§ Given task
Wherever a line holds the word "ffffff", copy that line out.

§ Data listing
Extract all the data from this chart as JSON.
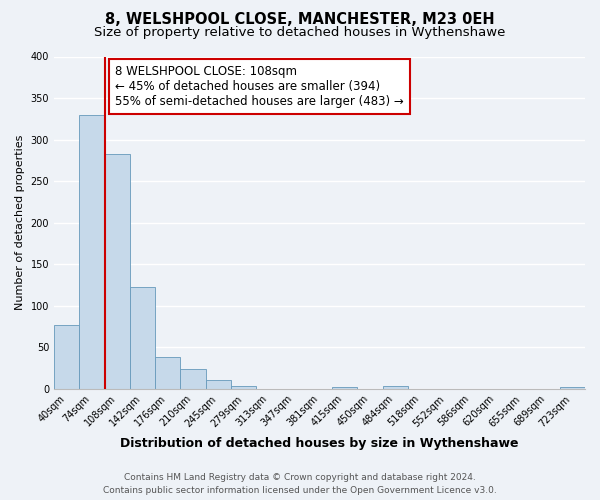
{
  "title": "8, WELSHPOOL CLOSE, MANCHESTER, M23 0EH",
  "subtitle": "Size of property relative to detached houses in Wythenshawe",
  "xlabel": "Distribution of detached houses by size in Wythenshawe",
  "ylabel": "Number of detached properties",
  "bin_labels": [
    "40sqm",
    "74sqm",
    "108sqm",
    "142sqm",
    "176sqm",
    "210sqm",
    "245sqm",
    "279sqm",
    "313sqm",
    "347sqm",
    "381sqm",
    "415sqm",
    "450sqm",
    "484sqm",
    "518sqm",
    "552sqm",
    "586sqm",
    "620sqm",
    "655sqm",
    "689sqm",
    "723sqm"
  ],
  "bar_heights": [
    77,
    330,
    283,
    122,
    38,
    24,
    11,
    3,
    0,
    0,
    0,
    2,
    0,
    3,
    0,
    0,
    0,
    0,
    0,
    0,
    2
  ],
  "bar_color": "#c6d9ea",
  "bar_edge_color": "#6699bb",
  "vline_x_index": 2,
  "vline_color": "#cc0000",
  "annotation_line1": "8 WELSHPOOL CLOSE: 108sqm",
  "annotation_line2": "← 45% of detached houses are smaller (394)",
  "annotation_line3": "55% of semi-detached houses are larger (483) →",
  "annotation_box_color": "#ffffff",
  "annotation_box_edgecolor": "#cc0000",
  "ylim": [
    0,
    400
  ],
  "yticks": [
    0,
    50,
    100,
    150,
    200,
    250,
    300,
    350,
    400
  ],
  "footer_line1": "Contains HM Land Registry data © Crown copyright and database right 2024.",
  "footer_line2": "Contains public sector information licensed under the Open Government Licence v3.0.",
  "bg_color": "#eef2f7",
  "grid_color": "#ffffff",
  "title_fontsize": 10.5,
  "subtitle_fontsize": 9.5,
  "xlabel_fontsize": 9,
  "ylabel_fontsize": 8,
  "tick_fontsize": 7,
  "annotation_fontsize": 8.5,
  "footer_fontsize": 6.5
}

§ Expected output
  "annotation_box_color": "#ffffff",
  "grid_color": "#ffffff",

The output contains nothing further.